Extract each line from the entries below that has the string "model" in it.

##############################

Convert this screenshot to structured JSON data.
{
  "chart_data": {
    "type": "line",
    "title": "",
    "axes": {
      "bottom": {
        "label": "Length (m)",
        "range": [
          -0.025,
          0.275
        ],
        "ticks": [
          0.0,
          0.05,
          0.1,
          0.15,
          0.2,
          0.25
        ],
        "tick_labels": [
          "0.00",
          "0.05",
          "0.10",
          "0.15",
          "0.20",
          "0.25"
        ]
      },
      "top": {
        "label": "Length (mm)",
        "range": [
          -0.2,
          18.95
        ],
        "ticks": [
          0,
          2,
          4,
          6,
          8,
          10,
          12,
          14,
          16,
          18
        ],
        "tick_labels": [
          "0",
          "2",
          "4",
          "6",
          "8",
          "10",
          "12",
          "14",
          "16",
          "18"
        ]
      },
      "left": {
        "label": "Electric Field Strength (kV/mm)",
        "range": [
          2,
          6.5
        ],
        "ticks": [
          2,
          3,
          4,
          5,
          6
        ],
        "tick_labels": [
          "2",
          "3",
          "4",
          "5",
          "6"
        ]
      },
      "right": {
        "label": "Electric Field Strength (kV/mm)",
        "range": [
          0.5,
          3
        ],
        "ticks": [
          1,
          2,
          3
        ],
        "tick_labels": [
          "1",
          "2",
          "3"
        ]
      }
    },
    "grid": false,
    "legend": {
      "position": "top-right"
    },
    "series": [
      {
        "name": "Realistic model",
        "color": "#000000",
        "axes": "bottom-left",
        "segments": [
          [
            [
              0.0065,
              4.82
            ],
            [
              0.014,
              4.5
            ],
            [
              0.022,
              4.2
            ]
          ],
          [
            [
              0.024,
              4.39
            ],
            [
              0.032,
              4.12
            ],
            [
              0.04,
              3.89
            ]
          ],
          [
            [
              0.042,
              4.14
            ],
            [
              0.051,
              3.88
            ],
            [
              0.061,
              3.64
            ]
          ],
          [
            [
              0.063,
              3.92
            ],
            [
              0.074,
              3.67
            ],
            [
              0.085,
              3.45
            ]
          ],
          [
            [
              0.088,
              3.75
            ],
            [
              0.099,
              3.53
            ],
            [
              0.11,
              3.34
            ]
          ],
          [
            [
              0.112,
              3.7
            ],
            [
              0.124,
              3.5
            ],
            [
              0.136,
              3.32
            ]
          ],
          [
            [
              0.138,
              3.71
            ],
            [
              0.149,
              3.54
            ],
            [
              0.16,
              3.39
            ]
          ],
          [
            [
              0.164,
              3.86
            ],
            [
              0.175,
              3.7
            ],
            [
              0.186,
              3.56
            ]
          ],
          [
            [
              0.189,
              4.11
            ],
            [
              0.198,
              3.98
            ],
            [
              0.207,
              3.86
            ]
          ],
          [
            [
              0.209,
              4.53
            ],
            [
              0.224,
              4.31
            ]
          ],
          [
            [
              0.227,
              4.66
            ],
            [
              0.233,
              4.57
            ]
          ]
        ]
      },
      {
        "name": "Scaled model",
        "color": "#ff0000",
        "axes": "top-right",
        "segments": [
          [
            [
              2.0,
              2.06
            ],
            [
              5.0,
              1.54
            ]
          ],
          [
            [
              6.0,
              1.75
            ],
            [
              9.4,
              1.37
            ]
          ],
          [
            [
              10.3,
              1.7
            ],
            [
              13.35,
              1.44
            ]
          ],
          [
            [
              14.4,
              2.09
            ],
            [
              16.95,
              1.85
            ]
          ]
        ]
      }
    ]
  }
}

##############################

* **RESPONSE FOR THIS EXERCISE**:
        "name": "Realistic model",
        "name": "Scaled model",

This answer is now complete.